Look through the material and tally each line bearing the word "ricevuti". Give only the total.

- _Data to use_
[Start]
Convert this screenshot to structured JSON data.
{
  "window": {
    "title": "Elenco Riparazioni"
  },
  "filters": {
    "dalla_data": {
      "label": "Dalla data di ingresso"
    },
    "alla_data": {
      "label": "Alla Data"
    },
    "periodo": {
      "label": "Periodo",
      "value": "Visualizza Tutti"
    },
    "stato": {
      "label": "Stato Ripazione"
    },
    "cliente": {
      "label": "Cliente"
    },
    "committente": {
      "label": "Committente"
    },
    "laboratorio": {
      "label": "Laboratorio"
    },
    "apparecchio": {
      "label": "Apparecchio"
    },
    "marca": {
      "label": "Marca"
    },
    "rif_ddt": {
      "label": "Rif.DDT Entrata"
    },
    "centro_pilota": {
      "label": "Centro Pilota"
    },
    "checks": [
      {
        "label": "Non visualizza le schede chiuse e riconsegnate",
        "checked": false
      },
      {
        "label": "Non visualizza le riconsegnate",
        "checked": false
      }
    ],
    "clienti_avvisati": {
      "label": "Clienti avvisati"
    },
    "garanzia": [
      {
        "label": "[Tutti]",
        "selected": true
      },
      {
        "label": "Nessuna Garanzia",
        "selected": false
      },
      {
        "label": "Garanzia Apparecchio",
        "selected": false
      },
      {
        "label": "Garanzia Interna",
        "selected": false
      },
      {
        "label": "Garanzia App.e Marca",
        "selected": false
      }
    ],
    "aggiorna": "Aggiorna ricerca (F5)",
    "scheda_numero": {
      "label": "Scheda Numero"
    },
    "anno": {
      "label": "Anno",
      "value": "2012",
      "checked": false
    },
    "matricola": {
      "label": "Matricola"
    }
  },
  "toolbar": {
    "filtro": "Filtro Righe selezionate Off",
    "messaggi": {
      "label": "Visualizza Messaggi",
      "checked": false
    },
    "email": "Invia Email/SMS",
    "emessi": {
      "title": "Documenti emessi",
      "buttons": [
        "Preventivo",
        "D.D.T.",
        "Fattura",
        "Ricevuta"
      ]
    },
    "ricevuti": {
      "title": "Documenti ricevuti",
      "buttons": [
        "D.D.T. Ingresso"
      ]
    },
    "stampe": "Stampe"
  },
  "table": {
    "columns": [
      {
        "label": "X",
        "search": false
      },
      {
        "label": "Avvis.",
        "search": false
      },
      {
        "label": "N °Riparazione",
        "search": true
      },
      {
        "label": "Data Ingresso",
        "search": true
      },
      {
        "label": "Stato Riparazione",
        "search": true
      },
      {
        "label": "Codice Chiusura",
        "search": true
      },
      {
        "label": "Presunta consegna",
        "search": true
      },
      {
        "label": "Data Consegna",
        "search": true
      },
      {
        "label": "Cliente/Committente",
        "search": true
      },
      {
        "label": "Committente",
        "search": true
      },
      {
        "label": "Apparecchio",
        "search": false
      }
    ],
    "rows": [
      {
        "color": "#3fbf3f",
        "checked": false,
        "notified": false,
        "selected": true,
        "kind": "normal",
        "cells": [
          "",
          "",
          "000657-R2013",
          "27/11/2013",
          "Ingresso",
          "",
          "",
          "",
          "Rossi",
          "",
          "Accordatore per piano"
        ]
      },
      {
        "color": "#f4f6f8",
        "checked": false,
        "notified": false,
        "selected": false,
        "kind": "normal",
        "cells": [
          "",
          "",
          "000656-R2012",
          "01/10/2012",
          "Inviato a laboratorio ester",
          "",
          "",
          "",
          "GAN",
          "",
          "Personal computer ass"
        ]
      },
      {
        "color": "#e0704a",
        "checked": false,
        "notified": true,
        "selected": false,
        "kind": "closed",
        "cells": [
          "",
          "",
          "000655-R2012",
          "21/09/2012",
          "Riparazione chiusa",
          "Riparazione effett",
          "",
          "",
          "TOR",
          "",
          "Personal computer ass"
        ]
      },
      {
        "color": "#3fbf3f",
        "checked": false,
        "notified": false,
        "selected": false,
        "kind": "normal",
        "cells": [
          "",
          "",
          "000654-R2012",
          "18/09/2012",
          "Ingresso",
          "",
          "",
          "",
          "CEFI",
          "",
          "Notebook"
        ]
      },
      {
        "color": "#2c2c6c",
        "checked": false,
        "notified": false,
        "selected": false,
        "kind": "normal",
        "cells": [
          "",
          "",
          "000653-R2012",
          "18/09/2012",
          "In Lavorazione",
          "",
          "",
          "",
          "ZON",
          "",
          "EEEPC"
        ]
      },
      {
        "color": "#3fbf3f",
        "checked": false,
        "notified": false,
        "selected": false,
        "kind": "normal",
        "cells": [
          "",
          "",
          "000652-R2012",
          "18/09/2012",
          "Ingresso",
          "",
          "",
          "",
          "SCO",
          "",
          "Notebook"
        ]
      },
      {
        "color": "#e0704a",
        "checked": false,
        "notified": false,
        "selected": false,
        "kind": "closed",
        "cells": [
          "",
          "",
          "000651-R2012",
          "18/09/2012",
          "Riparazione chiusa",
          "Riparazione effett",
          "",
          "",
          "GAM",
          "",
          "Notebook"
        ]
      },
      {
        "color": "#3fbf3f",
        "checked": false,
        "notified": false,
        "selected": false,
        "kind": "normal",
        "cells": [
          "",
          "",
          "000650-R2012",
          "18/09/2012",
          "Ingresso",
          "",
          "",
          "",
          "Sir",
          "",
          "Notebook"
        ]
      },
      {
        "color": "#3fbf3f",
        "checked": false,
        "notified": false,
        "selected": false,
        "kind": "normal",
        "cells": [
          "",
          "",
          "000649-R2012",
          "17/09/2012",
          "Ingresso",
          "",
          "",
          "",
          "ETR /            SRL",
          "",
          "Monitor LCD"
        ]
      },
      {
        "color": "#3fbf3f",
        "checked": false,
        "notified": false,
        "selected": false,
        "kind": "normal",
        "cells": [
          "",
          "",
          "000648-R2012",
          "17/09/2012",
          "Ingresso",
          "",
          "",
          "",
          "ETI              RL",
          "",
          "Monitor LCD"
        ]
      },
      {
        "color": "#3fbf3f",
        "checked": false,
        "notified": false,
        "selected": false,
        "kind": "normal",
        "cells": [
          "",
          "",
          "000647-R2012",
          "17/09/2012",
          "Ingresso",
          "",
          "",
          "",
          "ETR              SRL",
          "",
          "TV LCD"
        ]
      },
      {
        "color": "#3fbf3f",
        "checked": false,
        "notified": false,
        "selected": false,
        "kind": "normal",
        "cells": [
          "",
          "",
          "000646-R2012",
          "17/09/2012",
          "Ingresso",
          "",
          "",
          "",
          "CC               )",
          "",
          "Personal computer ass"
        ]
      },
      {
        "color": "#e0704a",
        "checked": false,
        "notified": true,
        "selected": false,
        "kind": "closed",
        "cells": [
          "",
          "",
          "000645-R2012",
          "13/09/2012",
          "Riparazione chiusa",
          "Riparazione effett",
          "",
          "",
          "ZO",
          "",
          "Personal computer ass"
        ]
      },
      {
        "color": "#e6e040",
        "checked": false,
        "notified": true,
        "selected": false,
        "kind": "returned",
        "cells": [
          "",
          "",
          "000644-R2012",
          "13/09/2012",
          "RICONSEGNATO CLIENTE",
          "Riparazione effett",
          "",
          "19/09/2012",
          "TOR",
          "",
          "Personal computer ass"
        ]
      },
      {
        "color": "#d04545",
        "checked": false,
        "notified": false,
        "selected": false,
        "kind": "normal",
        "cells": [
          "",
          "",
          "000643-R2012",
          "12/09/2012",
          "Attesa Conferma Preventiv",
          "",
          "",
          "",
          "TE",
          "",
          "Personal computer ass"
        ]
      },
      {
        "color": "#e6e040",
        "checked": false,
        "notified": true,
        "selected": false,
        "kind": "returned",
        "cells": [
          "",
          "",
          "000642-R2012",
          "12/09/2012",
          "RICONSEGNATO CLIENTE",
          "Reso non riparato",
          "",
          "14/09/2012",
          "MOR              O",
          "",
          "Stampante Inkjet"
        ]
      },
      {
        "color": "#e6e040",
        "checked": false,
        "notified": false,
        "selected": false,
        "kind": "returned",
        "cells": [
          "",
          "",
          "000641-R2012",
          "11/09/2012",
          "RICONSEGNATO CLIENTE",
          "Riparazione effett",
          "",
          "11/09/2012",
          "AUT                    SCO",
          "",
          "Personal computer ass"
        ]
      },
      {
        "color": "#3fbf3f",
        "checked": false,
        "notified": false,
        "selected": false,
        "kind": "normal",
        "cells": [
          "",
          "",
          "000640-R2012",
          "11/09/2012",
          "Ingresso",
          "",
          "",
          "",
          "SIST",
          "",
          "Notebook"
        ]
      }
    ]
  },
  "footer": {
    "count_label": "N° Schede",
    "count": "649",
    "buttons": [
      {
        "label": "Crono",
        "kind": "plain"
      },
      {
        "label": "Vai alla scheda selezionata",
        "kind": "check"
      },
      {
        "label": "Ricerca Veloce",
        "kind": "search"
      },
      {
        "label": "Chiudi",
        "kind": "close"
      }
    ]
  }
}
[End]
- _Result of the task_
2